ЗАДАНИЕ 1: Пожалуйста, перепишите без изменений строки из набора строк: начните с первой строки набора и остановитесь после строки, в которой есть «info-icon[interactable]: i: [488, 986, 512, 1010]». Обе границы включаются.

ВЫБРАННЫЙ ТЕКСТ:
· · · ·

У поэтов, в отличие от стихотворцев, есть одна родовая черта — почти пугающая предсказательность. Русской поэзии знакомо это печальное свойство. Совсем еще мальчик пишет: «Нет, я не Байрон, я другой», — немногими словами исчерпав свою недолгую, навеки неоплаканную судьбу, и биографам к этому нечего добавить, кроме загадок и догадок.
Поэт — не сочинитель стихов. Вообще, поэзию трудно назвать искусством; скорее это какая-то неощутимая радиация, которая пронизывает все человеческое жизнестроительство, присутствует в нем или покидает его. И если это искусство, то самое странное, у которого нет профессиональных секретов, инструментов, нет тайного языка, до конца понятного лишь профессионалам. Язык поэзии, он же инструмент, дается каждому с молоком матери — бери и играй. Техника? Ребенок не возьмет в руки виолончель, а стихи сочиняет с ходу и порой чудесные. Потом забывает, переходя к иным играм; кое-кто, самые памятливые или тщеславные, становятся стихотворцами, и лишь очень и очень немногие — поэтами. А поэт может и не писать стихами и даже не подозревать, как они выглядят, — свидетельством тому народные песни. Кстати, Лев Толстой в «Исповеди» именует себя не писателем, не романистом, а поэтом. Очевидно, назначение поэта — несколько иное, чем принято думать. Если все мы и впрямь наделены свободой воли, то те немногие, кого называем поэтами, не просто свидетельствуют об этой нелегкой свободе, но воплощают ее, становясь ее героями и мучениками. Они не пасуют перед судьбой, а выбирают ее и за верность выбору, как и за измену ему, платят полной мерой — жизнью. Может быть потому их ранние предчувствия кажутся ясновидением.

· · · ·

НАБОР СТРОК:
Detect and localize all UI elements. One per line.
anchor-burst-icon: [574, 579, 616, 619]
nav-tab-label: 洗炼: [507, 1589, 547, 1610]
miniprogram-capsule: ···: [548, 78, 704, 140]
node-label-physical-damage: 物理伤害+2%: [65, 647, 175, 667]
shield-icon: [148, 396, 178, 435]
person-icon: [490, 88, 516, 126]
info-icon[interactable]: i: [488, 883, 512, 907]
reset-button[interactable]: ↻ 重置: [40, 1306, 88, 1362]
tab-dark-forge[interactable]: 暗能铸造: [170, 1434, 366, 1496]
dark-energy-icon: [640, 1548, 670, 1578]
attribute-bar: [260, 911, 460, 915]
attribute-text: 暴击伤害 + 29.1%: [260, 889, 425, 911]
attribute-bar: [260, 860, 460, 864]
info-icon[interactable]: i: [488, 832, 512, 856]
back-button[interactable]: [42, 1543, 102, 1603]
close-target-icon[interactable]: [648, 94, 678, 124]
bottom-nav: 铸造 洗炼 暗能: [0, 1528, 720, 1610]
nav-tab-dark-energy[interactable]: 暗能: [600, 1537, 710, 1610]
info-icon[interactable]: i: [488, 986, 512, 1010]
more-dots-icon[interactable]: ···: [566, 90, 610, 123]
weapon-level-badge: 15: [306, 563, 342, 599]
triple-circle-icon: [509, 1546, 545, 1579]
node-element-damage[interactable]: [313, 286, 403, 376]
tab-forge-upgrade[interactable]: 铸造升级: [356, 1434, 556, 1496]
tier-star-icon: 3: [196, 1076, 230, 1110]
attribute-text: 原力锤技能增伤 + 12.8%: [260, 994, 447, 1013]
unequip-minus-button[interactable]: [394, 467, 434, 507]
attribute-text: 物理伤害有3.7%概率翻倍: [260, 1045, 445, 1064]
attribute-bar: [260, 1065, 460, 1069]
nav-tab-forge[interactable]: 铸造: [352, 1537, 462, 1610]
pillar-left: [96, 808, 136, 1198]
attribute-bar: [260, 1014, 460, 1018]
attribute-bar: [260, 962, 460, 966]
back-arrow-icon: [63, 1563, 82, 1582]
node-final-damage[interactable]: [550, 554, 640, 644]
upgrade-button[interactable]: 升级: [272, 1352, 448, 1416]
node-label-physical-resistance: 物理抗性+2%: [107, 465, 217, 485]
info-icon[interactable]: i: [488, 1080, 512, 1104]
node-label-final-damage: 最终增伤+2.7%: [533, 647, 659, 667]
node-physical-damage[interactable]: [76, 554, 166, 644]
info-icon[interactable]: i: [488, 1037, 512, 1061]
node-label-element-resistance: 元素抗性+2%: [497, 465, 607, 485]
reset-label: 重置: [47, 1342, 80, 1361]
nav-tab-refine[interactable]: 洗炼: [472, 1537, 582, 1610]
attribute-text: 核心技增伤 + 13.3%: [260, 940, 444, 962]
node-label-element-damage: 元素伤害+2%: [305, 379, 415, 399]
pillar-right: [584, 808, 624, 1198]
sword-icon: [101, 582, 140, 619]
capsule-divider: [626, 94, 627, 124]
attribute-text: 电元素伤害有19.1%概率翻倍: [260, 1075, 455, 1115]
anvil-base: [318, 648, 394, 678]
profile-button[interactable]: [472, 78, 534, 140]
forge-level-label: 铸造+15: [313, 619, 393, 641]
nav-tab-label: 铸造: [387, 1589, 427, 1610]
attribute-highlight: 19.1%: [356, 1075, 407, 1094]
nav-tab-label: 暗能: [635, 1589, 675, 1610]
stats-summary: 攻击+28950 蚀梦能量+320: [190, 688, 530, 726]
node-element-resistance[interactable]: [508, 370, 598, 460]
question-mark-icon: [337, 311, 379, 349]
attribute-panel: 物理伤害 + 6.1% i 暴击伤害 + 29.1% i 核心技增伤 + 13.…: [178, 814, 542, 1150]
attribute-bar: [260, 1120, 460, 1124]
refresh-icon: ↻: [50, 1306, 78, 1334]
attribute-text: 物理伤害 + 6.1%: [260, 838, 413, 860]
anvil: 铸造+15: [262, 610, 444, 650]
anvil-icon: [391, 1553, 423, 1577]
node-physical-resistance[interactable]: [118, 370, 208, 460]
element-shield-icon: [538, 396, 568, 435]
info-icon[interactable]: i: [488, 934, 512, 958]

· · · ·

ЗАДАНИЕ 2:
Ответьте по тексту о поэтах:
(a) Какие слова, согласно тексту, пишет «совсем еще мальчик»?
(b) Кем именует себя Лев Толстой в «Исповеди»?
(c) Что названо свидетельством того, что поэт может и не писать стихами?

ПРАВИЛЬНЫЙ ОТВЕТ 1:
Detect and localize all UI elements. One per line.
anchor-burst-icon: [574, 579, 616, 619]
nav-tab-label: 洗炼: [507, 1589, 547, 1610]
miniprogram-capsule: ···: [548, 78, 704, 140]
node-label-physical-damage: 物理伤害+2%: [65, 647, 175, 667]
shield-icon: [148, 396, 178, 435]
person-icon: [490, 88, 516, 126]
info-icon[interactable]: i: [488, 883, 512, 907]
reset-button[interactable]: ↻ 重置: [40, 1306, 88, 1362]
tab-dark-forge[interactable]: 暗能铸造: [170, 1434, 366, 1496]
dark-energy-icon: [640, 1548, 670, 1578]
attribute-bar: [260, 911, 460, 915]
attribute-text: 暴击伤害 + 29.1%: [260, 889, 425, 911]
attribute-bar: [260, 860, 460, 864]
info-icon[interactable]: i: [488, 832, 512, 856]
back-button[interactable]: [42, 1543, 102, 1603]
close-target-icon[interactable]: [648, 94, 678, 124]
bottom-nav: 铸造 洗炼 暗能: [0, 1528, 720, 1610]
nav-tab-dark-energy[interactable]: 暗能: [600, 1537, 710, 1610]
info-icon[interactable]: i: [488, 986, 512, 1010]

ПРАВИЛЬНЫЙ ОТВЕТ 2:
(a) «Нет, я не Байрон, я другой».
(b) Поэтом.
(c) Народные песни.